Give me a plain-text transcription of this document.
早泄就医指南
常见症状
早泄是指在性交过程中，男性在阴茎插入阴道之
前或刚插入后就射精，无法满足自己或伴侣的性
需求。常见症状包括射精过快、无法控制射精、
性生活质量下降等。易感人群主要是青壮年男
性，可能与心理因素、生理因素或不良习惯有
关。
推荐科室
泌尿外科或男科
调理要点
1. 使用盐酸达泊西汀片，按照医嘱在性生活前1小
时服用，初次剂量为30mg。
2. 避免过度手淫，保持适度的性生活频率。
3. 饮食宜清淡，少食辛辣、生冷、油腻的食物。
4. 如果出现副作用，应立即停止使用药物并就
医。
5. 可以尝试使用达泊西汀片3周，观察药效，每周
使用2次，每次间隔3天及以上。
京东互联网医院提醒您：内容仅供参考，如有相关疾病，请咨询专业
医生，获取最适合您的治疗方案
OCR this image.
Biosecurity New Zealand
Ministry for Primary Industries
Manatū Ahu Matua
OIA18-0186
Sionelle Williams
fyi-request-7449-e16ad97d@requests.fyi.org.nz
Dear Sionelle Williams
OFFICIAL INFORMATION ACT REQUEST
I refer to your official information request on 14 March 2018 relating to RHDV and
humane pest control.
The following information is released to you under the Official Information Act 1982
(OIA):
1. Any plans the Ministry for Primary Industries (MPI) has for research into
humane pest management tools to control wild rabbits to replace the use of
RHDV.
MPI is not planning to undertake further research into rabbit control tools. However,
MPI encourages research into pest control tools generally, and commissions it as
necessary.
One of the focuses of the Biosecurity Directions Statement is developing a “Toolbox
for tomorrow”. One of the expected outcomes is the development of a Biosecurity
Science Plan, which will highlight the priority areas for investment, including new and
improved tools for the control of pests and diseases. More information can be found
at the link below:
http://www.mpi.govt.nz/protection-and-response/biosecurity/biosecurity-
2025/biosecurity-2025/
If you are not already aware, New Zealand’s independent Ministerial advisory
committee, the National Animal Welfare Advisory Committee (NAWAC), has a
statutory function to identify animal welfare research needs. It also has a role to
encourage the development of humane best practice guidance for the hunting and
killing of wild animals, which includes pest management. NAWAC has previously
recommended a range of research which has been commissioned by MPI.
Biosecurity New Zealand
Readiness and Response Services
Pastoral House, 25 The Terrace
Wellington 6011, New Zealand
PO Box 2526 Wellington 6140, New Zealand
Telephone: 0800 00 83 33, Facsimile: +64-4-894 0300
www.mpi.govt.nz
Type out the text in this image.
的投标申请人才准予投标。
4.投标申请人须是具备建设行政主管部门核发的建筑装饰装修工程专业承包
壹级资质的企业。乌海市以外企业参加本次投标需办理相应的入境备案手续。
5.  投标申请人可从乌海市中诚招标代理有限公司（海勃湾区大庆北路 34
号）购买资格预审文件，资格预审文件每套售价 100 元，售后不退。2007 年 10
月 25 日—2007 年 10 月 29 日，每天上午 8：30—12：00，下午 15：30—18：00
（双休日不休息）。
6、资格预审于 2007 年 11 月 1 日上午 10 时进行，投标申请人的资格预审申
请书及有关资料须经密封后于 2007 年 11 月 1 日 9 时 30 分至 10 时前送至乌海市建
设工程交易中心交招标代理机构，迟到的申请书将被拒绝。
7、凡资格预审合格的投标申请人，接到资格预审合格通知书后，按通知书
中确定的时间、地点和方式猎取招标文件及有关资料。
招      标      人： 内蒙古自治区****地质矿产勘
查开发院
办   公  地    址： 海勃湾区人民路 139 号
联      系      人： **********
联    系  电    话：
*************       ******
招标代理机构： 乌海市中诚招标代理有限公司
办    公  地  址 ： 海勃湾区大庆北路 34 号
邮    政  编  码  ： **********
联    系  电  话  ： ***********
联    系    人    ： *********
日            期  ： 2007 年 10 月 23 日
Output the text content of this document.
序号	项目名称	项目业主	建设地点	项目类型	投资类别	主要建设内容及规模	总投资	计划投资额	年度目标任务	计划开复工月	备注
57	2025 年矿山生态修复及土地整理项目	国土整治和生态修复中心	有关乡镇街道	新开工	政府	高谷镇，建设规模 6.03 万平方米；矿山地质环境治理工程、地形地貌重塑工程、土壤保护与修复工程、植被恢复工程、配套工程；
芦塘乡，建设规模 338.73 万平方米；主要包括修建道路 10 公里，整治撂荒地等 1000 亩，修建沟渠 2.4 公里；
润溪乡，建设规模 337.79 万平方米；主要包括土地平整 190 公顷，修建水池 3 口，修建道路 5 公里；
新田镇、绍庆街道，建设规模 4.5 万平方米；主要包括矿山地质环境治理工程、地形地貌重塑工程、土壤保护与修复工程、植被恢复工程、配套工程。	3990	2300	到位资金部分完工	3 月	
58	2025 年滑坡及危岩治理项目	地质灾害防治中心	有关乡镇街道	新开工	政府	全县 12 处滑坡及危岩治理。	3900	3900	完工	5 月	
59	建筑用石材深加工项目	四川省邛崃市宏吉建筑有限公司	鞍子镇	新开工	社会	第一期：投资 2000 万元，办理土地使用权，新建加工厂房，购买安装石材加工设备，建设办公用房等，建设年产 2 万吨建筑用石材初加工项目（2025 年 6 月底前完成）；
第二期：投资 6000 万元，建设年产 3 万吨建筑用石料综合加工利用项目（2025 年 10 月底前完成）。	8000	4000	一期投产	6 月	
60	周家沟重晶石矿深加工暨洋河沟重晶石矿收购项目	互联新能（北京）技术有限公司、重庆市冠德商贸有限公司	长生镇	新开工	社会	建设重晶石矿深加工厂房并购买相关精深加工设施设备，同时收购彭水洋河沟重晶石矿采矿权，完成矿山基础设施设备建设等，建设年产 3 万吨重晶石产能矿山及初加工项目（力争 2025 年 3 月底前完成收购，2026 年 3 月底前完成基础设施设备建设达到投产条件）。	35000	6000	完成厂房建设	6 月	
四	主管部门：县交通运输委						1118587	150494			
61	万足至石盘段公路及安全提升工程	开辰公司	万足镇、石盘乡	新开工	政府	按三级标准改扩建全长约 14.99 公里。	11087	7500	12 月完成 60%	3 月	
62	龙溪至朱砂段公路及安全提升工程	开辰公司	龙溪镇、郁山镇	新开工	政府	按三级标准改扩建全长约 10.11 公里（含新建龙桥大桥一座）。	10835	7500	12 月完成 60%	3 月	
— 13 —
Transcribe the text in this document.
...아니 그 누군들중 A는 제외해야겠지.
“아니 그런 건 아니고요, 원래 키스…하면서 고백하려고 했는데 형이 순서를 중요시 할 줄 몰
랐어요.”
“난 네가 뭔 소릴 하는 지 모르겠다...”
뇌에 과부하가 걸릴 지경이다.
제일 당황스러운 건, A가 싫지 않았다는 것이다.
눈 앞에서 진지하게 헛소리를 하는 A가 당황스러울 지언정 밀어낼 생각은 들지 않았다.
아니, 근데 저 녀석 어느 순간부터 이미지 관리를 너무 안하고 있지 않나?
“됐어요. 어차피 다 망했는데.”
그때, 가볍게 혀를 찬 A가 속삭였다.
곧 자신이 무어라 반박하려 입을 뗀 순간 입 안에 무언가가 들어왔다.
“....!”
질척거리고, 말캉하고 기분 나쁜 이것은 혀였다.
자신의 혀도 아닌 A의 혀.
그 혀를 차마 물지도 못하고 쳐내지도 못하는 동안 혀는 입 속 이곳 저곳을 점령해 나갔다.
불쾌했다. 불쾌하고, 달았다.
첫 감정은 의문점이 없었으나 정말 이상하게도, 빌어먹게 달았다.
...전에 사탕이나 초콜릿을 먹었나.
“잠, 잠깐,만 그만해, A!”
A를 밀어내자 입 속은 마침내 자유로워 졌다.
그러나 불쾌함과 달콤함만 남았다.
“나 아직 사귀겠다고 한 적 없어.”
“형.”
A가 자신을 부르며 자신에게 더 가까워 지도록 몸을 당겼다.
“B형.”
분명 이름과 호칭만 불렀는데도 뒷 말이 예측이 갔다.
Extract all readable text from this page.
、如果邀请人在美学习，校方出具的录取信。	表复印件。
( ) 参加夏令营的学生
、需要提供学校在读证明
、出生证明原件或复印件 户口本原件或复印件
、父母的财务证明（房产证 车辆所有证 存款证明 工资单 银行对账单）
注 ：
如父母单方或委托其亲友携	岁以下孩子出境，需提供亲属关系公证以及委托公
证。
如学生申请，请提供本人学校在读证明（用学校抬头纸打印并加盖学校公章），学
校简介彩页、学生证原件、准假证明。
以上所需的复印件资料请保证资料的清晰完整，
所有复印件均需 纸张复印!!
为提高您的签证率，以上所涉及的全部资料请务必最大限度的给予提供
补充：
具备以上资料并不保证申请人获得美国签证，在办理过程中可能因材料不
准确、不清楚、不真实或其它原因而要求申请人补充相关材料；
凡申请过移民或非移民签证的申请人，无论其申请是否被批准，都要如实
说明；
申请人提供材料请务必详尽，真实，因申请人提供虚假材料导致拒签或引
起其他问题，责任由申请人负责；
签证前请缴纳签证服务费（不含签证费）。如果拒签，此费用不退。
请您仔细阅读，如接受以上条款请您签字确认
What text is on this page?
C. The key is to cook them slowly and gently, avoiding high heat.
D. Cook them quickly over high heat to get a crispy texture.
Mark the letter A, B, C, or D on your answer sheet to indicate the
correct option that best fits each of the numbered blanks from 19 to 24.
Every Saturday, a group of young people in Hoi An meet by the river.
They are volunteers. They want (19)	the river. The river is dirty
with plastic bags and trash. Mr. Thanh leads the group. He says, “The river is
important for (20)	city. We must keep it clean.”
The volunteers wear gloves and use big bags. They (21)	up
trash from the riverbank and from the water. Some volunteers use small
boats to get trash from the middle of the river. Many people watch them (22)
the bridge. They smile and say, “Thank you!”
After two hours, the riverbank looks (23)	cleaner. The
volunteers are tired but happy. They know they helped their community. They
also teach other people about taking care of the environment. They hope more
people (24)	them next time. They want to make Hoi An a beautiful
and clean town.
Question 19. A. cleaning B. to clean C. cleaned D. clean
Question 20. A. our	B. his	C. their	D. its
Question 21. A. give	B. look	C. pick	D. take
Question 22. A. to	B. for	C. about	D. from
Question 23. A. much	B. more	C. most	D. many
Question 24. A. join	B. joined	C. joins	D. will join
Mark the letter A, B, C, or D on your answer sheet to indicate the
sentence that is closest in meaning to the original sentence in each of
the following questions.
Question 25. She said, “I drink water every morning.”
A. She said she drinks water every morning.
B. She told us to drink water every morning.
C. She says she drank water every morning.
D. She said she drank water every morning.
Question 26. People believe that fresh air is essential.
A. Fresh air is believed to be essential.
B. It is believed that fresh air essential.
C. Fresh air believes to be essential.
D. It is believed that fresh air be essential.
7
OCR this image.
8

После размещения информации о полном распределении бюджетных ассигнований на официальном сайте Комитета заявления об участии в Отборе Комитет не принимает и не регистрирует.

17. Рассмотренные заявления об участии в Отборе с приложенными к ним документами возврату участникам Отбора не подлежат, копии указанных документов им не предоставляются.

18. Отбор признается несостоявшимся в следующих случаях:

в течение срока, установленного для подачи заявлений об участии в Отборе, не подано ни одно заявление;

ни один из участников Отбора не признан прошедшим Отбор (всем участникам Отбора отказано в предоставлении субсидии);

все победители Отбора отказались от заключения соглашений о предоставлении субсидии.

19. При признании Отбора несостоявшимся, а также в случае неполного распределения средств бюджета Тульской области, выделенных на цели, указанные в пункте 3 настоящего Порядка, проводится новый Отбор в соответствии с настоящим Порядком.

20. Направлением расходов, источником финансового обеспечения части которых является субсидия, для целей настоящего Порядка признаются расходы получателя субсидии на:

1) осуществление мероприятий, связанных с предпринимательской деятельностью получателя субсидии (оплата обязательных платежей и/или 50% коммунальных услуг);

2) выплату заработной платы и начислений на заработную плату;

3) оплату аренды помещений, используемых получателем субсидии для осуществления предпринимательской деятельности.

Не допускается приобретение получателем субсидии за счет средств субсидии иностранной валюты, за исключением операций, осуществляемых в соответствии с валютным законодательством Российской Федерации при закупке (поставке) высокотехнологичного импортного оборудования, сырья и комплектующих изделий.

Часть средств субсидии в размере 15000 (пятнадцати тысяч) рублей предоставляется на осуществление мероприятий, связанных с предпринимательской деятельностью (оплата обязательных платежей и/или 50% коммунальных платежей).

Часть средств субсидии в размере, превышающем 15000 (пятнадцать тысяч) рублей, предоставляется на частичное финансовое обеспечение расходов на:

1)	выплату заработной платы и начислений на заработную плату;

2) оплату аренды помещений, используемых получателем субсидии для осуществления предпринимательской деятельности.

What is being asked> Look through the entries above and list every line containing "средств".

Right answer>
19. При признании Отбора несостоявшимся, а также в случае неполного распределения средств бюджета Тульской области, выделенных на цели, указанные в пункте 3 настоящего Порядка, проводится новый Отбор в соответствии с настоящим Порядком.
Не допускается приобретение получателем субсидии за счет средств субсидии иностранной валюты, за исключением операций, осуществляемых в соответствии с валютным законодательством Российской Федерации при закупке (поставке) высокотехнологичного импортного оборудования, сырья и комплектующих изделий.
Часть средств субсидии в размере 15000 (пятнадцати тысяч) рублей предоставляется на осуществление мероприятий, связанных с предпринимательской деятельностью (оплата обязательных платежей и/или 50% коммунальных платежей).
Часть средств субсидии в размере, превышающем 15000 (пятнадцать тысяч) рублей, предоставляется на частичное финансовое обеспечение расходов на:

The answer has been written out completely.